[Your instructions]: Write out each line beneath this one exactly as it reads.

[Information shown]:
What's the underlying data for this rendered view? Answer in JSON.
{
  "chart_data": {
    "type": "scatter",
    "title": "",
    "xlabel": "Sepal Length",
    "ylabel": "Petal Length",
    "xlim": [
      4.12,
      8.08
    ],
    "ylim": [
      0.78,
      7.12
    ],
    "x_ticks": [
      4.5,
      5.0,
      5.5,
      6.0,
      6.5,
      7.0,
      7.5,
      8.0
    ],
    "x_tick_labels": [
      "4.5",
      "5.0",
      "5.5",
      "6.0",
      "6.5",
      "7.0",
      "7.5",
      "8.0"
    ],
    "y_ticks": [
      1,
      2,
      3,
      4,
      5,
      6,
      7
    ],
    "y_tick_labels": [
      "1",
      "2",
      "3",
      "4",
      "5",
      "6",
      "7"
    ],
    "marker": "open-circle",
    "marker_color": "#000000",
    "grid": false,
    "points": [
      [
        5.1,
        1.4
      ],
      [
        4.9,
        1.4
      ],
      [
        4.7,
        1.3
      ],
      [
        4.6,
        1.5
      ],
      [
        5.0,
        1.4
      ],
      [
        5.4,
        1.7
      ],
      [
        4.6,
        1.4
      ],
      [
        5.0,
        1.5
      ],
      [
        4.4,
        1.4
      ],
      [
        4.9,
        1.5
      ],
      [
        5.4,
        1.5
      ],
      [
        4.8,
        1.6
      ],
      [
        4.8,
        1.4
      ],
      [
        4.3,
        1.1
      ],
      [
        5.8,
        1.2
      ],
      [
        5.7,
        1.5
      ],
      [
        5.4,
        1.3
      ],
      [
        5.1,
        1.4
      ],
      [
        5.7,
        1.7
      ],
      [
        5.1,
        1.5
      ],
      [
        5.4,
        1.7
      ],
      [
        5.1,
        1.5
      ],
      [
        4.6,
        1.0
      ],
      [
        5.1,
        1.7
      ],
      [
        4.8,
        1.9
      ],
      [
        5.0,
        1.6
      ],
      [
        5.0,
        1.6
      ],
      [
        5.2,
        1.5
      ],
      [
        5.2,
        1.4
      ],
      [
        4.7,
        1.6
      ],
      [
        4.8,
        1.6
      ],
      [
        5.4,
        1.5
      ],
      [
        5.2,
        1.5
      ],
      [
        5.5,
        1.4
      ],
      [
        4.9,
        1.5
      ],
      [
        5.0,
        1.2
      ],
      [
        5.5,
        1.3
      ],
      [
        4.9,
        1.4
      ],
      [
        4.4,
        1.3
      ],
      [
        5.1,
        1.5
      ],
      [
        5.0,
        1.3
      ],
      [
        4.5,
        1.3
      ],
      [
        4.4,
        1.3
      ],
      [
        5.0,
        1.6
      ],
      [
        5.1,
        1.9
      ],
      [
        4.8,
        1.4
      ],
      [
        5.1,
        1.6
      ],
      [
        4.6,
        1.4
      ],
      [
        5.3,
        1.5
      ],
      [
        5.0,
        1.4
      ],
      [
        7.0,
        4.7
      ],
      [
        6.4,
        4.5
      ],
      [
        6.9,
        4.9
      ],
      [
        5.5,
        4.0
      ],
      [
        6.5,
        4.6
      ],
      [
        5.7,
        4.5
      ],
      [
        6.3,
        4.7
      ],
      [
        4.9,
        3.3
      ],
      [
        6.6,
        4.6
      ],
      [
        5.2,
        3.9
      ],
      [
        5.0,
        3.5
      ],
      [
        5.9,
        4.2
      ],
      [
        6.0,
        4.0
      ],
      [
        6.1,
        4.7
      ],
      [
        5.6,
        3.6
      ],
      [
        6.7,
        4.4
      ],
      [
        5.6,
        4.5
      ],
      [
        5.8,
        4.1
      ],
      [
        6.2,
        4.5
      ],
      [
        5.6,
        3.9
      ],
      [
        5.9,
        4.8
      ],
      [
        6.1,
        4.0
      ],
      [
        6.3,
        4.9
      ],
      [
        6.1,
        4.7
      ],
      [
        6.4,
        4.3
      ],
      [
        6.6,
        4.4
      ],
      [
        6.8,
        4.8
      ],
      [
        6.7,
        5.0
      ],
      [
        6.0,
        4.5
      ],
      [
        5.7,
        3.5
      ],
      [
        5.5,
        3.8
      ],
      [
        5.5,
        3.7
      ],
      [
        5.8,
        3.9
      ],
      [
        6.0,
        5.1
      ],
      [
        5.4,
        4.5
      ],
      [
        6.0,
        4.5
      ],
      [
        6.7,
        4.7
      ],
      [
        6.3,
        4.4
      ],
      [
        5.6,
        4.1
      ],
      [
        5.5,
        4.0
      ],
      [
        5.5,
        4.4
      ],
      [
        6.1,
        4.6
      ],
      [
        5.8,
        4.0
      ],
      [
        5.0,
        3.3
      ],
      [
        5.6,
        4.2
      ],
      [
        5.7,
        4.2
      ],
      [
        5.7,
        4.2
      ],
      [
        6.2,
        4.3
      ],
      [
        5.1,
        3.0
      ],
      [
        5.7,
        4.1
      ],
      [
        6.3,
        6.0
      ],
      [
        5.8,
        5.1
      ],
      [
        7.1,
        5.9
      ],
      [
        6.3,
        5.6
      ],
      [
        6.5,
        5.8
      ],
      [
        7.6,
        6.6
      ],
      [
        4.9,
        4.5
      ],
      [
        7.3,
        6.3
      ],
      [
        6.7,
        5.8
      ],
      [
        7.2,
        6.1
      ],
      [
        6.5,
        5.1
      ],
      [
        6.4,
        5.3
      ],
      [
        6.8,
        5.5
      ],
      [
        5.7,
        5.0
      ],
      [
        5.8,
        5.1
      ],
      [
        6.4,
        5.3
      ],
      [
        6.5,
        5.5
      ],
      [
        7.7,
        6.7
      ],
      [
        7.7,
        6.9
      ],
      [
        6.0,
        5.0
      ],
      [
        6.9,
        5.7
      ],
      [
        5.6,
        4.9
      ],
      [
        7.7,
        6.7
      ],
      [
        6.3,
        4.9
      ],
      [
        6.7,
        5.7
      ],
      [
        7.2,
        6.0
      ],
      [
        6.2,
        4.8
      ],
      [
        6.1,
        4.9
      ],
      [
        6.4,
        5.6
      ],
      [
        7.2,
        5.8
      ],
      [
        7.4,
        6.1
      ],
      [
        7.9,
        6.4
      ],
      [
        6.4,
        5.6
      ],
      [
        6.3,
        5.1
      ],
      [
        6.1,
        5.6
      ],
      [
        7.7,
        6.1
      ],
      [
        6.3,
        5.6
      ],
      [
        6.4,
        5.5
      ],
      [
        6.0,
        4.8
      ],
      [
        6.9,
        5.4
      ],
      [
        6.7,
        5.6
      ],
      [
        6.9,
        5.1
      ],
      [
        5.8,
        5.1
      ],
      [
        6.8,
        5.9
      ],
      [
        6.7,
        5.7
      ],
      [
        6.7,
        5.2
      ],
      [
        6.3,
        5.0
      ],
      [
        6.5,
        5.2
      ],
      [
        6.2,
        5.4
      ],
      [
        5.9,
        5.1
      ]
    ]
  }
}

[Task solution]:
What's the underlying data for this rendered view? Answer in JSON.
{
  "chart_data": {
    "type": "scatter",
    "title": "",
    "xlabel": "Sepal Length",
    "ylabel": "Petal Length",
    "xlim": [
      4.12,
      8.08
    ],
    "ylim": [
      0.78,
      7.12
    ],
    "x_ticks": [
      4.5,
      5.0,
      5.5,
      6.0,
      6.5,
      7.0,
      7.5,
      8.0
    ],
    "x_tick_labels": [
      "4.5",
      "5.0",
      "5.5",
      "6.0",
      "6.5",
      "7.0",
      "7.5",
      "8.0"
    ],
    "y_ticks": [
      1,
      2,
      3,
      4,
      5,
      6,
      7
    ],
    "y_tick_labels": [
      "1",
      "2",
      "3",
      "4",
      "5",
      "6",
      "7"
    ],
    "marker": "open-circle",
    "marker_color": "#000000",
    "grid": false,
    "points": [
      [
        5.1,
        1.4
      ],
      [
        4.9,
        1.4
      ],
      [
        4.7,
        1.3
      ],
      [
        4.6,
        1.5
      ],
      [
        5.0,
        1.4
      ],
      [
        5.4,
        1.7
      ],
      [
        4.6,
        1.4
      ],
      [
        5.0,
        1.5
      ],
      [
        4.4,
        1.4
      ],
      [
        4.9,
        1.5
      ],
      [
        5.4,
        1.5
      ],
      [
        4.8,
        1.6
      ],
      [
        4.8,
        1.4
      ],
      [
        4.3,
        1.1
      ],
      [
        5.8,
        1.2
      ],
      [
        5.7,
        1.5
      ],
      [
        5.4,
        1.3
      ],
      [
        5.1,
        1.4
      ],
      [
        5.7,
        1.7
      ],
      [
        5.1,
        1.5
      ],
      [
        5.4,
        1.7
      ],
      [
        5.1,
        1.5
      ],
      [
        4.6,
        1.0
      ],
      [
        5.1,
        1.7
      ],
      [
        4.8,
        1.9
      ],
      [
        5.0,
        1.6
      ],
      [
        5.0,
        1.6
      ],
      [
        5.2,
        1.5
      ],
      [
        5.2,
        1.4
      ],
      [
        4.7,
        1.6
      ],
      [
        4.8,
        1.6
      ],
      [
        5.4,
        1.5
      ],
      [
        5.2,
        1.5
      ],
      [
        5.5,
        1.4
      ],
      [
        4.9,
        1.5
      ],
      [
        5.0,
        1.2
      ],
      [
        5.5,
        1.3
      ],
      [
        4.9,
        1.4
      ],
      [
        4.4,
        1.3
      ],
      [
        5.1,
        1.5
      ],
      [
        5.0,
        1.3
      ],
      [
        4.5,
        1.3
      ],
      [
        4.4,
        1.3
      ],
      [
        5.0,
        1.6
      ],
      [
        5.1,
        1.9
      ],
      [
        4.8,
        1.4
      ],
      [
        5.1,
        1.6
      ],
      [
        4.6,
        1.4
      ],
      [
        5.3,
        1.5
      ],
      [
        5.0,
        1.4
      ],
      [
        7.0,
        4.7
      ],
      [
        6.4,
        4.5
      ],
      [
        6.9,
        4.9
      ],
      [
        5.5,
        4.0
      ],
      [
        6.5,
        4.6
      ],
      [
        5.7,
        4.5
      ],
      [
        6.3,
        4.7
      ],
      [
        4.9,
        3.3
      ],
      [
        6.6,
        4.6
      ],
      [
        5.2,
        3.9
      ],
      [
        5.0,
        3.5
      ],
      [
        5.9,
        4.2
      ],
      [
        6.0,
        4.0
      ],
      [
        6.1,
        4.7
      ],
      [
        5.6,
        3.6
      ],
      [
        6.7,
        4.4
      ],
      [
        5.6,
        4.5
      ],
      [
        5.8,
        4.1
      ],
      [
        6.2,
        4.5
      ],
      [
        5.6,
        3.9
      ],
      [
        5.9,
        4.8
      ],
      [
        6.1,
        4.0
      ],
      [
        6.3,
        4.9
      ],
      [
        6.1,
        4.7
      ],
      [
        6.4,
        4.3
      ],
      [
        6.6,
        4.4
      ],
      [
        6.8,
        4.8
      ],
      [
        6.7,
        5.0
      ],
      [
        6.0,
        4.5
      ],
      [
        5.7,
        3.5
      ],
      [
        5.5,
        3.8
      ],
      [
        5.5,
        3.7
      ],
      [
        5.8,
        3.9
      ],
      [
        6.0,
        5.1
      ],
      [
        5.4,
        4.5
      ],
      [
        6.0,
        4.5
      ],
      [
        6.7,
        4.7
      ],
      [
        6.3,
        4.4
      ],
      [
        5.6,
        4.1
      ],
      [
        5.5,
        4.0
      ],
      [
        5.5,
        4.4
      ],
      [
        6.1,
        4.6
      ],
      [
        5.8,
        4.0
      ],
      [
        5.0,
        3.3
      ],
      [
        5.6,
        4.2
      ],
      [
        5.7,
        4.2
      ],
      [
        5.7,
        4.2
      ],
      [
        6.2,
        4.3
      ],
      [
        5.1,
        3.0
      ],
      [
        5.7,
        4.1
      ],
      [
        6.3,
        6.0
      ],
      [
        5.8,
        5.1
      ],
      [
        7.1,
        5.9
      ],
      [
        6.3,
        5.6
      ],
      [
        6.5,
        5.8
      ],
      [
        7.6,
        6.6
      ],
      [
        4.9,
        4.5
      ],
      [
        7.3,
        6.3
      ],
      [
        6.7,
        5.8
      ],
      [
        7.2,
        6.1
      ],
      [
        6.5,
        5.1
      ],
      [
        6.4,
        5.3
      ],
      [
        6.8,
        5.5
      ],
      [
        5.7,
        5.0
      ],
      [
        5.8,
        5.1
      ],
      [
        6.4,
        5.3
      ],
      [
        6.5,
        5.5
      ],
      [
        7.7,
        6.7
      ],
      [
        7.7,
        6.9
      ],
      [
        6.0,
        5.0
      ],
      [
        6.9,
        5.7
      ],
      [
        5.6,
        4.9
      ],
      [
        7.7,
        6.7
      ],
      [
        6.3,
        4.9
      ],
      [
        6.7,
        5.7
      ],
      [
        7.2,
        6.0
      ],
      [
        6.2,
        4.8
      ],
      [
        6.1,
        4.9
      ],
      [
        6.4,
        5.6
      ],
      [
        7.2,
        5.8
      ],
      [
        7.4,
        6.1
      ],
      [
        7.9,
        6.4
      ],
      [
        6.4,
        5.6
      ],
      [
        6.3,
        5.1
      ],
      [
        6.1,
        5.6
      ],
      [
        7.7,
        6.1
      ],
      [
        6.3,
        5.6
      ],
      [
        6.4,
        5.5
      ],
      [
        6.0,
        4.8
      ],
      [
        6.9,
        5.4
      ],
      [
        6.7,
        5.6
      ],
      [
        6.9,
        5.1
      ],
      [
        5.8,
        5.1
      ],
      [
        6.8,
        5.9
      ],
      [
        6.7,
        5.7
      ],
      [
        6.7,
        5.2
      ],
      [
        6.3,
        5.0
      ],
      [
        6.5,
        5.2
      ],
      [
        6.2,
        5.4
      ],
      [
        5.9,
        5.1
      ]
    ]
  }
}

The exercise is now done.